Dataset excerpts
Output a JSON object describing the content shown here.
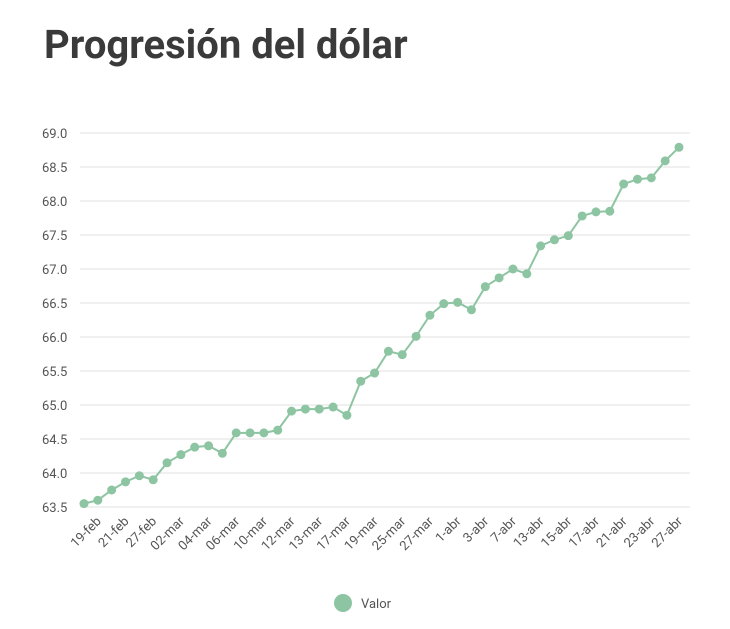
{
  "chart_data": {
    "type": "line",
    "title": "Progresión del dólar",
    "categories": [
      null,
      "19-feb",
      null,
      "21-feb",
      null,
      "27-feb",
      null,
      "02-mar",
      null,
      "04-mar",
      null,
      "06-mar",
      null,
      "10-mar",
      null,
      "12-mar",
      null,
      "13-mar",
      null,
      "17-mar",
      null,
      "19-mar",
      null,
      "25-mar",
      null,
      "27-mar",
      null,
      "1-abr",
      null,
      "3-abr",
      null,
      "7-abr",
      null,
      "13-abr",
      null,
      "15-abr",
      null,
      "17-abr",
      null,
      "21-abr",
      null,
      "23-abr",
      null,
      "27-abr"
    ],
    "series": [
      {
        "name": "Valor",
        "color": "#8dc4a2",
        "values": [
          63.55,
          63.6,
          63.75,
          63.87,
          63.96,
          63.9,
          64.15,
          64.27,
          64.38,
          64.4,
          64.29,
          64.59,
          64.59,
          64.59,
          64.63,
          64.91,
          64.94,
          64.94,
          64.97,
          64.85,
          65.35,
          65.47,
          65.79,
          65.74,
          66.01,
          66.32,
          66.49,
          66.51,
          66.4,
          66.74,
          66.87,
          67.0,
          66.93,
          67.34,
          67.43,
          67.49,
          67.78,
          67.84,
          67.85,
          68.25,
          68.32,
          68.34,
          68.59,
          68.79
        ]
      }
    ],
    "ylim": [
      63.5,
      69.0
    ],
    "yticks": [
      {
        "value": 63.5,
        "label": "63.5"
      },
      {
        "value": 64.0,
        "label": "64.0"
      },
      {
        "value": 64.5,
        "label": "64.5"
      },
      {
        "value": 65.0,
        "label": "65.0"
      },
      {
        "value": 65.5,
        "label": "65.5"
      },
      {
        "value": 66.0,
        "label": "66.0"
      },
      {
        "value": 66.5,
        "label": "66.5"
      },
      {
        "value": 67.0,
        "label": "67.0"
      },
      {
        "value": 67.5,
        "label": "67.5"
      },
      {
        "value": 68.0,
        "label": "68.0"
      },
      {
        "value": 68.5,
        "label": "68.5"
      },
      {
        "value": 69.0,
        "label": "69.0"
      }
    ],
    "grid": true,
    "legend": "bottom"
  }
}
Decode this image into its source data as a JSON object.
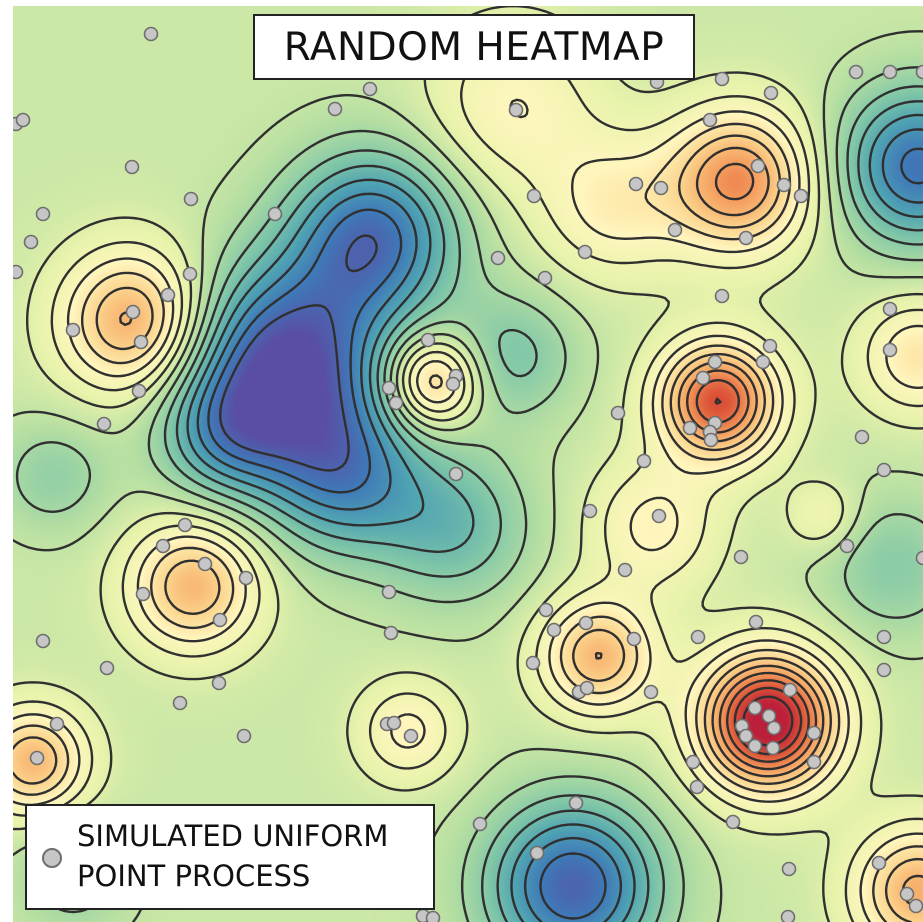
{
  "title": "RANDOM HEATMAP",
  "legend": {
    "line1": "SIMULATED UNIFORM",
    "line2": "POINT PROCESS"
  },
  "colors": {
    "palette_low_to_high": [
      "#5a4da4",
      "#3f79b8",
      "#4fa3b3",
      "#7fc6a8",
      "#b4dea2",
      "#e8f3ab",
      "#fff6be",
      "#fbd38c",
      "#f59e5e",
      "#dd5538",
      "#bc1f3a"
    ],
    "contour_line": "#303030",
    "point_fill": "#c6c6c6",
    "point_stroke": "#6e6e6e"
  },
  "map": {
    "description_type": "kernel-density style surface with contour lines",
    "low_areas": [
      "blue trough center-left",
      "blue patch right edge",
      "blue patch bottom center"
    ],
    "high_areas": [
      "orange peak upper right",
      "red peak center right",
      "deep red peak lower right",
      "orange peaks on left side"
    ]
  }
}
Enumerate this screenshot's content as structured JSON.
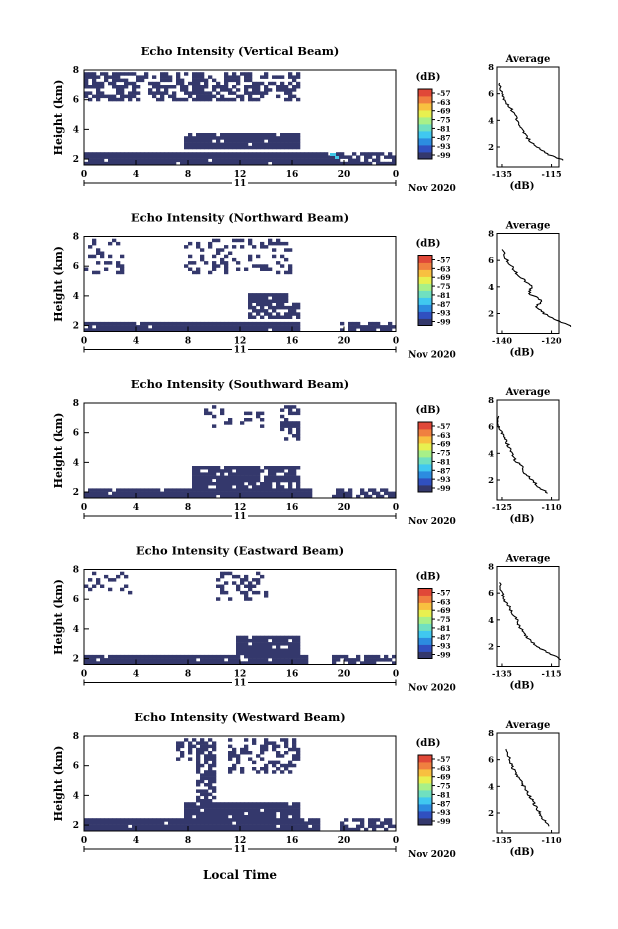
{
  "figure": {
    "xlabel": "Local Time",
    "date_label": "Nov 2020",
    "day_label": "11",
    "unit_label": "(dB)",
    "avg_title": "Average",
    "avg_xlabel": "(dB)",
    "ylabel": "Height (km)"
  },
  "colors": {
    "echo": "#34386c",
    "spots": "#41c8e8",
    "colorbar": [
      "#34386c",
      "#3050c0",
      "#2c8ce0",
      "#40c8f0",
      "#70e0c0",
      "#a8f088",
      "#e8f050",
      "#f8c040",
      "#f08040",
      "#e04838"
    ]
  },
  "chart_data": [
    {
      "type": "heatmap",
      "title": "Echo Intensity (Vertical Beam)",
      "xticks": [
        "0",
        "4",
        "8",
        "12",
        "16",
        "20",
        "0"
      ],
      "yticks": [
        "2",
        "4",
        "6",
        "8"
      ],
      "colorbar_ticks": [
        "-57",
        "-63",
        "-69",
        "-75",
        "-81",
        "-87",
        "-93",
        "-99"
      ],
      "xlim": [
        0,
        24
      ],
      "ylim": [
        1.6,
        8
      ],
      "avg_xticks": [
        "-135",
        "-115"
      ],
      "avg_profile": {
        "x": [
          -110,
          -117,
          -121,
          -124,
          -126,
          -128,
          -129,
          -130,
          -132,
          -134,
          -135,
          -136
        ],
        "y": [
          1.0,
          1.5,
          2.0,
          2.5,
          3.0,
          3.5,
          4.0,
          4.5,
          5.0,
          5.5,
          6.0,
          6.8
        ]
      }
    },
    {
      "type": "heatmap",
      "title": "Echo Intensity (Northward Beam)",
      "xticks": [
        "0",
        "4",
        "8",
        "12",
        "16",
        "20",
        "0"
      ],
      "yticks": [
        "2",
        "4",
        "6",
        "8"
      ],
      "colorbar_ticks": [
        "-57",
        "-63",
        "-69",
        "-75",
        "-81",
        "-87",
        "-93",
        "-99"
      ],
      "xlim": [
        0,
        24
      ],
      "ylim": [
        1.6,
        8
      ],
      "avg_xticks": [
        "-140",
        "-120"
      ],
      "avg_profile": {
        "x": [
          -112,
          -118,
          -123,
          -126,
          -124,
          -129,
          -128,
          -131,
          -134,
          -136,
          -138,
          -140
        ],
        "y": [
          1.0,
          1.5,
          2.0,
          2.5,
          3.0,
          3.5,
          4.0,
          4.5,
          5.0,
          5.5,
          6.0,
          6.8
        ]
      }
    },
    {
      "type": "heatmap",
      "title": "Echo Intensity (Southward Beam)",
      "xticks": [
        "0",
        "4",
        "8",
        "12",
        "16",
        "20",
        "0"
      ],
      "yticks": [
        "2",
        "4",
        "6",
        "8"
      ],
      "colorbar_ticks": [
        "-57",
        "-63",
        "-69",
        "-75",
        "-81",
        "-87",
        "-93",
        "-99"
      ],
      "xlim": [
        0,
        24
      ],
      "ylim": [
        1.6,
        8
      ],
      "avg_xticks": [
        "-125",
        "-110"
      ],
      "avg_profile": {
        "x": [
          -111,
          -114,
          -116,
          -118,
          -119,
          -121,
          -122,
          -123,
          -124,
          -125,
          -126,
          -126
        ],
        "y": [
          1.0,
          1.5,
          2.0,
          2.5,
          3.0,
          3.5,
          4.0,
          4.5,
          5.0,
          5.5,
          6.0,
          6.8
        ]
      }
    },
    {
      "type": "heatmap",
      "title": "Echo Intensity (Eastward Beam)",
      "xticks": [
        "0",
        "4",
        "8",
        "12",
        "16",
        "20",
        "0"
      ],
      "yticks": [
        "2",
        "4",
        "6",
        "8"
      ],
      "colorbar_ticks": [
        "-57",
        "-63",
        "-69",
        "-75",
        "-81",
        "-87",
        "-93",
        "-99"
      ],
      "xlim": [
        0,
        24
      ],
      "ylim": [
        1.6,
        8
      ],
      "avg_xticks": [
        "-135",
        "-115"
      ],
      "avg_profile": {
        "x": [
          -111,
          -116,
          -121,
          -124,
          -126,
          -128,
          -129,
          -131,
          -132,
          -134,
          -135,
          -136
        ],
        "y": [
          1.0,
          1.5,
          2.0,
          2.5,
          3.0,
          3.5,
          4.0,
          4.5,
          5.0,
          5.5,
          6.0,
          6.8
        ]
      }
    },
    {
      "type": "heatmap",
      "title": "Echo Intensity (Westward Beam)",
      "xticks": [
        "0",
        "4",
        "8",
        "12",
        "16",
        "20",
        "0"
      ],
      "yticks": [
        "2",
        "4",
        "6",
        "8"
      ],
      "colorbar_ticks": [
        "-57",
        "-63",
        "-69",
        "-75",
        "-81",
        "-87",
        "-93",
        "-99"
      ],
      "xlim": [
        0,
        24
      ],
      "ylim": [
        1.6,
        8
      ],
      "avg_xticks": [
        "-135",
        "-110"
      ],
      "avg_profile": {
        "x": [
          -111,
          -114,
          -116,
          -118,
          -120,
          -122,
          -124,
          -126,
          -128,
          -130,
          -131,
          -133
        ],
        "y": [
          1.0,
          1.5,
          2.0,
          2.5,
          3.0,
          3.5,
          4.0,
          4.5,
          5.0,
          5.5,
          6.0,
          6.8
        ]
      }
    }
  ]
}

Written instruction
Gather and copy every line of the data in which the string "patch" is found.

The response
      "blue patch right edge",
      "blue patch bottom center"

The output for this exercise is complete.